• _Your goal_
Search the material and gather each line with "Custom" in it.
____ Exercise material
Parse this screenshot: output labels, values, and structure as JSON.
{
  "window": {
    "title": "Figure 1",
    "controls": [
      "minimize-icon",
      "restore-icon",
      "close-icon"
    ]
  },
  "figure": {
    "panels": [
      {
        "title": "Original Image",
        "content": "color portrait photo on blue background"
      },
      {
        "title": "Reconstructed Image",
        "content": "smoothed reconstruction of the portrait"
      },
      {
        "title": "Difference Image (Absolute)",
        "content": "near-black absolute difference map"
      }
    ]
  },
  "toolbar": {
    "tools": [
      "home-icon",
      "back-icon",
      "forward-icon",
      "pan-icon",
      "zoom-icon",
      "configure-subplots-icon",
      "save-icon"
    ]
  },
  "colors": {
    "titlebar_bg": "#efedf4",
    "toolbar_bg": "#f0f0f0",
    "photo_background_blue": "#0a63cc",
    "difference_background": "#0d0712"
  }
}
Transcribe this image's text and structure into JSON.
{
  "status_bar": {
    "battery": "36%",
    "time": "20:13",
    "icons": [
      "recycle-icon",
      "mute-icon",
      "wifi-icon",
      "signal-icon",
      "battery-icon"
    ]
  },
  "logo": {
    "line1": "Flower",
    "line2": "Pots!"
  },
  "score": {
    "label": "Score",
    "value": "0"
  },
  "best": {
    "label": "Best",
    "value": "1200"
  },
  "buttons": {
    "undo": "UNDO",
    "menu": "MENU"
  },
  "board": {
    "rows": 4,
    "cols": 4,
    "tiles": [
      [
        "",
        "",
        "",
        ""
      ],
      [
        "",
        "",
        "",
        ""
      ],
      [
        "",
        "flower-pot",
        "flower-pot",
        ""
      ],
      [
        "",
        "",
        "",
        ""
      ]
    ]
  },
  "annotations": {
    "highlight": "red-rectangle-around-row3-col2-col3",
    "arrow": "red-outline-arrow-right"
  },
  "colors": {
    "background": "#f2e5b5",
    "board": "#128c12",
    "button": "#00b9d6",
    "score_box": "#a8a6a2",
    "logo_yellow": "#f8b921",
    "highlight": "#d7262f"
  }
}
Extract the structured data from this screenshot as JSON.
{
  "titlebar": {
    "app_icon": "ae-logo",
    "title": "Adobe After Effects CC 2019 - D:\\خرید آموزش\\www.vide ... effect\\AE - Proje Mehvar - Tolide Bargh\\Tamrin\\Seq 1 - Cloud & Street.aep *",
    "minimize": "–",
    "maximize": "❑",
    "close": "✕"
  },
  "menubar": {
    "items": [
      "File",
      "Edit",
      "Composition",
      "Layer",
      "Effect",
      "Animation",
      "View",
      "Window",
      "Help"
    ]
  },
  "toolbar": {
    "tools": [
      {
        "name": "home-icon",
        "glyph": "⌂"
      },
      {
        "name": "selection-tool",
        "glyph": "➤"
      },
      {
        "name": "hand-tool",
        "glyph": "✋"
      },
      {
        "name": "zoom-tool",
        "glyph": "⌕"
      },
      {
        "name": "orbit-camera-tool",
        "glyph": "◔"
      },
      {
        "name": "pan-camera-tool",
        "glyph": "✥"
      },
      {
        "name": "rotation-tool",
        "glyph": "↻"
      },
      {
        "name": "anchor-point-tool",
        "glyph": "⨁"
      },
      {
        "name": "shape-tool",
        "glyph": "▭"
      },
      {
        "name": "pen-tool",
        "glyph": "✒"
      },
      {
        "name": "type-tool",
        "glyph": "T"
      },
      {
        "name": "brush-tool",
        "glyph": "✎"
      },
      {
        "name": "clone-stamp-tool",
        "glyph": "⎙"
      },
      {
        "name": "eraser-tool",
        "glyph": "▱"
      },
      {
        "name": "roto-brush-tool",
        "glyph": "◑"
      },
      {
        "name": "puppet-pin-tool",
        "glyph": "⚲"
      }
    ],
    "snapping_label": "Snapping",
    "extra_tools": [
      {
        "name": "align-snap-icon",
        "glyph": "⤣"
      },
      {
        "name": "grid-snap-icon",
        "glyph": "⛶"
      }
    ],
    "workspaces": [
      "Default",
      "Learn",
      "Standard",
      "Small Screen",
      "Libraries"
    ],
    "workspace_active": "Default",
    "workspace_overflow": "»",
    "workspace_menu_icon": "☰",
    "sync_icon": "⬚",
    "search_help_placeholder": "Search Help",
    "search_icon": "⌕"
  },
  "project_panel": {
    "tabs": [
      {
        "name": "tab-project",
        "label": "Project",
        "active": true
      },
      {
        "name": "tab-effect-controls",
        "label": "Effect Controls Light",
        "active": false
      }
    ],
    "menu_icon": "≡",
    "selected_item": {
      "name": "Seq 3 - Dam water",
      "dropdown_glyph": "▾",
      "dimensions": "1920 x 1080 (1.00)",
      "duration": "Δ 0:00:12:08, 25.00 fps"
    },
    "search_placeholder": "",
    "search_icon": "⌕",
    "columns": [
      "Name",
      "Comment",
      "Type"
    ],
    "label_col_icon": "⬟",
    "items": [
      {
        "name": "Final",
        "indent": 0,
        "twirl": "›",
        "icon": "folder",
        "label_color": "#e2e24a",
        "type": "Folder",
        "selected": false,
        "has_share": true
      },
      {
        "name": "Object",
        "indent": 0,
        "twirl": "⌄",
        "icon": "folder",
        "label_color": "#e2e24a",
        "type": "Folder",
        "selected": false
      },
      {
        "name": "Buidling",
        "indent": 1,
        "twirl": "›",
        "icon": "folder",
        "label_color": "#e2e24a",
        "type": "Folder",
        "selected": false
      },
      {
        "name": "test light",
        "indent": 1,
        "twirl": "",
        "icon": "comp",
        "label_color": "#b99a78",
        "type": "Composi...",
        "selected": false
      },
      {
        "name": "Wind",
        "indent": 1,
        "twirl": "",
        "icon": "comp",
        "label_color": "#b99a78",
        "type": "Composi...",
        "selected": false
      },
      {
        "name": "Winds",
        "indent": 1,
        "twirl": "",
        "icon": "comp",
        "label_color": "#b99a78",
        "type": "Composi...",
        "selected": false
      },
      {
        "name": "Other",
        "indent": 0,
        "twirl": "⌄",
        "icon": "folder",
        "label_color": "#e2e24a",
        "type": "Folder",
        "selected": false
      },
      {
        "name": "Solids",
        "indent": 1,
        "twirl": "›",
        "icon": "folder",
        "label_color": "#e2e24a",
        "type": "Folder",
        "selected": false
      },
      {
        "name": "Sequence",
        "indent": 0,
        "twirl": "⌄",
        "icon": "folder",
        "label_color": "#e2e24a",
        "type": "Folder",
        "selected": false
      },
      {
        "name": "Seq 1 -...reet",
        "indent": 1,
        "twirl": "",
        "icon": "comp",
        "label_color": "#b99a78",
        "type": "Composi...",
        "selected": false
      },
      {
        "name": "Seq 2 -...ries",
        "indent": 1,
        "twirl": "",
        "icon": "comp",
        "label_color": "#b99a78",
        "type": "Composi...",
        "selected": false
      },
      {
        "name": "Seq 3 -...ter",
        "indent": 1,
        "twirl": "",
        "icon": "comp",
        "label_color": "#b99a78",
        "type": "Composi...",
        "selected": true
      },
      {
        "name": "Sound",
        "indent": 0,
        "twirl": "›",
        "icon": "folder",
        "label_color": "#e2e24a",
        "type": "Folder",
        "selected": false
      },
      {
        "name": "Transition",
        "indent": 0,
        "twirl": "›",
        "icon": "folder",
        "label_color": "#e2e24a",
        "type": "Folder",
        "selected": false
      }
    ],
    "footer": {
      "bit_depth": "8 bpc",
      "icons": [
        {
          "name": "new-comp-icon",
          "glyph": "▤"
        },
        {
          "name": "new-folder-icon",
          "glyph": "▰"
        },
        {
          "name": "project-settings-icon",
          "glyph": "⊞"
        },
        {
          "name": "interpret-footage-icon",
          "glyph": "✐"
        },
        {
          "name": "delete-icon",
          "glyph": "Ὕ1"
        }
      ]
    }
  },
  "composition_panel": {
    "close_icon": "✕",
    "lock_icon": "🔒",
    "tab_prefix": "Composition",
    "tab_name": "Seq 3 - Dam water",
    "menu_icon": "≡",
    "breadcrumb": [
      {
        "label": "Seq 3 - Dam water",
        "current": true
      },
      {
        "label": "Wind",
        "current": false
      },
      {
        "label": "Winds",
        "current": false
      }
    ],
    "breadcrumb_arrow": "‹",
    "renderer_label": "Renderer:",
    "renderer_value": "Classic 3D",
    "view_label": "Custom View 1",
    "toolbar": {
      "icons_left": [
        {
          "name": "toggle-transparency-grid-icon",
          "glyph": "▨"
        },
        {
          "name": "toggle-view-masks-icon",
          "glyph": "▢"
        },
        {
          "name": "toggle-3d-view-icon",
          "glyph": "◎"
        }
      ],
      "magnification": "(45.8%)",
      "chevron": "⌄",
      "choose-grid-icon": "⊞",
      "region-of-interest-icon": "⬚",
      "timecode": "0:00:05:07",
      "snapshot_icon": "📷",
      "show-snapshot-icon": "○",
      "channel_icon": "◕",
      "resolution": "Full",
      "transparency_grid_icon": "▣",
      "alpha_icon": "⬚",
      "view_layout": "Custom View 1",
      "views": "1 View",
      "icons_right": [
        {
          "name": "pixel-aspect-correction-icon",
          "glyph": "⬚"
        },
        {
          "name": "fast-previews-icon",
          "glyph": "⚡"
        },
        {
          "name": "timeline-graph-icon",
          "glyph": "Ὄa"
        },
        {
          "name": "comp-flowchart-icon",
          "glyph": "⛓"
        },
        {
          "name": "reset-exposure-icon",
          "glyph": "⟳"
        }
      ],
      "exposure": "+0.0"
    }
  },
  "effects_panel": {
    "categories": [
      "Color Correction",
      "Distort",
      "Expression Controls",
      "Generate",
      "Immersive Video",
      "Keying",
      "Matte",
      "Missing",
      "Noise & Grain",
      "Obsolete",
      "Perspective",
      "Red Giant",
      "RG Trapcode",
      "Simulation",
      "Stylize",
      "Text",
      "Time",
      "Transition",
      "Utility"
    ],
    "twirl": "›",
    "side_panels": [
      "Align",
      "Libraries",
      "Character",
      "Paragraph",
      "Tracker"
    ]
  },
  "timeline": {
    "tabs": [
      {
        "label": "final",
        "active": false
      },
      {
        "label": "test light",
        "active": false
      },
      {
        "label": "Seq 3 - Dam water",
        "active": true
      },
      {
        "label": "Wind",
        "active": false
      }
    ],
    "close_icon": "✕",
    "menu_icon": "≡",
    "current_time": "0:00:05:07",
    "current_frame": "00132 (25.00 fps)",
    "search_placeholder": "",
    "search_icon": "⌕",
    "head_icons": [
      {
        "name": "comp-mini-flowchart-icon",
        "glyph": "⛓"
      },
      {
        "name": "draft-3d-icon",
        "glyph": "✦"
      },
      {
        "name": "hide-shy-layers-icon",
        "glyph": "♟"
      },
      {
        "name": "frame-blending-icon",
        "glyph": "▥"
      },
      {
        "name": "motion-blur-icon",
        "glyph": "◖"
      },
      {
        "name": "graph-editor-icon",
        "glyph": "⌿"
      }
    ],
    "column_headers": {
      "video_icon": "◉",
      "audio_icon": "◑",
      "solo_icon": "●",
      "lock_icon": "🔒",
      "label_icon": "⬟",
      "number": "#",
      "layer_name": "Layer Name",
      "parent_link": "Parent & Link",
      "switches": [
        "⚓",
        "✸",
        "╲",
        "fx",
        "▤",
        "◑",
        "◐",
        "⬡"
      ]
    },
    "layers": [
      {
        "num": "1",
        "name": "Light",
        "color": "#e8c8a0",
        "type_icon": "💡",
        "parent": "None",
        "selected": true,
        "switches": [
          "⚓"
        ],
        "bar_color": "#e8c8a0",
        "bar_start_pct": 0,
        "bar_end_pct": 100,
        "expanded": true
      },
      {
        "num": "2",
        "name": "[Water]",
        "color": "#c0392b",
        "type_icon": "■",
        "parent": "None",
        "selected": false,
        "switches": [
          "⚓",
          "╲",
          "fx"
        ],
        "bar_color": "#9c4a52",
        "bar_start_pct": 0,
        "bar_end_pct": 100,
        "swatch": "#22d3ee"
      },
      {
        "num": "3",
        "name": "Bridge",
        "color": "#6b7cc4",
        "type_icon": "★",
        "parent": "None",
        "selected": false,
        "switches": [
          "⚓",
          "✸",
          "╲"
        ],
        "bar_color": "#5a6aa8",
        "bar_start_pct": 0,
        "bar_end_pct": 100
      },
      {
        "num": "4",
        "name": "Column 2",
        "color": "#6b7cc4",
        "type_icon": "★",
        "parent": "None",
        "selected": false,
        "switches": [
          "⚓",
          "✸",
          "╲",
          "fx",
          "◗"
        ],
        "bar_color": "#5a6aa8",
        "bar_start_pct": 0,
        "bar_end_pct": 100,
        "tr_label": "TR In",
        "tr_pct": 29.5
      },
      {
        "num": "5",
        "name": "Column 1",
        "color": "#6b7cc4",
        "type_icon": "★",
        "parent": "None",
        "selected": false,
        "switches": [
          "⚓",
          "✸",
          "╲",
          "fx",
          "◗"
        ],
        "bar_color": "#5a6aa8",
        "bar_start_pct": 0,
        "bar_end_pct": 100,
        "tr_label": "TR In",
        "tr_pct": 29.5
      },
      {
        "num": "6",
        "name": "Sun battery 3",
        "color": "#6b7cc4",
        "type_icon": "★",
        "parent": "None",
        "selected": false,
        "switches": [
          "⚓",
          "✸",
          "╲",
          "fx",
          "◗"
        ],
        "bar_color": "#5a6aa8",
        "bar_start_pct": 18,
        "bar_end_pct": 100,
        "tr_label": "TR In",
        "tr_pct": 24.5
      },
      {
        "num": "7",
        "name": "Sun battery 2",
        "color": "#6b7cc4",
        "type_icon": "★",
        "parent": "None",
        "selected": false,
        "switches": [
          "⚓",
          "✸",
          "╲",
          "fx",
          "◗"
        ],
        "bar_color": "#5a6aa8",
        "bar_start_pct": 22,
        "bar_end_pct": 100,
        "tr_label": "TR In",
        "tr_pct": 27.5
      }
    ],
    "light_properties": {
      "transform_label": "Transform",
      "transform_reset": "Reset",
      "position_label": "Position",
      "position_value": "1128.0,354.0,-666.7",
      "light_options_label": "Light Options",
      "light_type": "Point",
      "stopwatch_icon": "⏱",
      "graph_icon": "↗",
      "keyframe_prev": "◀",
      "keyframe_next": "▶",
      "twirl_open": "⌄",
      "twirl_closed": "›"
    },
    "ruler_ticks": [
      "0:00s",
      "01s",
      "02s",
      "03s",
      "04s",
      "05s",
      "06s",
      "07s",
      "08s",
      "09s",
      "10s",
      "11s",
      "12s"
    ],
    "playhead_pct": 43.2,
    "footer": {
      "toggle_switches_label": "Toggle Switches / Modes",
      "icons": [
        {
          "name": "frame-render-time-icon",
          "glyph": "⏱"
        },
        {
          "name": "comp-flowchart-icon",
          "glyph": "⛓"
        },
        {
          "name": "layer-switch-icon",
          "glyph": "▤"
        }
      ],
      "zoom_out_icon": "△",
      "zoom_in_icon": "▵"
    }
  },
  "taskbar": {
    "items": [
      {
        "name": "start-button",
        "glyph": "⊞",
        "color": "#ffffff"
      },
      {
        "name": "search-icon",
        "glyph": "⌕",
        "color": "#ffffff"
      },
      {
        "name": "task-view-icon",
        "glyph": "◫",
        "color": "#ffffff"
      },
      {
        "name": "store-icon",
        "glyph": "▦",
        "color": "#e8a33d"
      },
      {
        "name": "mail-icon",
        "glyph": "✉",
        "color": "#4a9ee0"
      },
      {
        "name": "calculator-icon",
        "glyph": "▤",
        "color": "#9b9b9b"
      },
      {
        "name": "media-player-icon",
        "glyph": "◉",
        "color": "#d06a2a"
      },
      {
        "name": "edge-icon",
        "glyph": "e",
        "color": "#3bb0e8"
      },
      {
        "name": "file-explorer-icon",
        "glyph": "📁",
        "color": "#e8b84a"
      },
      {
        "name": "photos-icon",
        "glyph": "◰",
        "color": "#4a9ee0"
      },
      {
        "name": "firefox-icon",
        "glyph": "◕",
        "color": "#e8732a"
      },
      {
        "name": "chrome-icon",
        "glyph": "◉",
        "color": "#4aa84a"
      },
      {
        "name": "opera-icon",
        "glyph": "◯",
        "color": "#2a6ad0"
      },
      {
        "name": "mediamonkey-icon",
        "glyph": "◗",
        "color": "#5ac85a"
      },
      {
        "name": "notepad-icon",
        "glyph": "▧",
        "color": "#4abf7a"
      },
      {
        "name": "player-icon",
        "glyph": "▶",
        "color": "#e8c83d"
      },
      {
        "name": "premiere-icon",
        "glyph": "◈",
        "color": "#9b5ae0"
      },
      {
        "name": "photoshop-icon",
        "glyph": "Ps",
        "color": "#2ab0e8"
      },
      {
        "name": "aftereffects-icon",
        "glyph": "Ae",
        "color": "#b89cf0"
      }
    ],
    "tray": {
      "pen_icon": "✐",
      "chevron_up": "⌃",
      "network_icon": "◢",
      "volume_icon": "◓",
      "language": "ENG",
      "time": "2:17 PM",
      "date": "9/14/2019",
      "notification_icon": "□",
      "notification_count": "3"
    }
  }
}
________
• _The solution_
    "view_label": "Custom View 1",
      "view_layout": "Custom View 1",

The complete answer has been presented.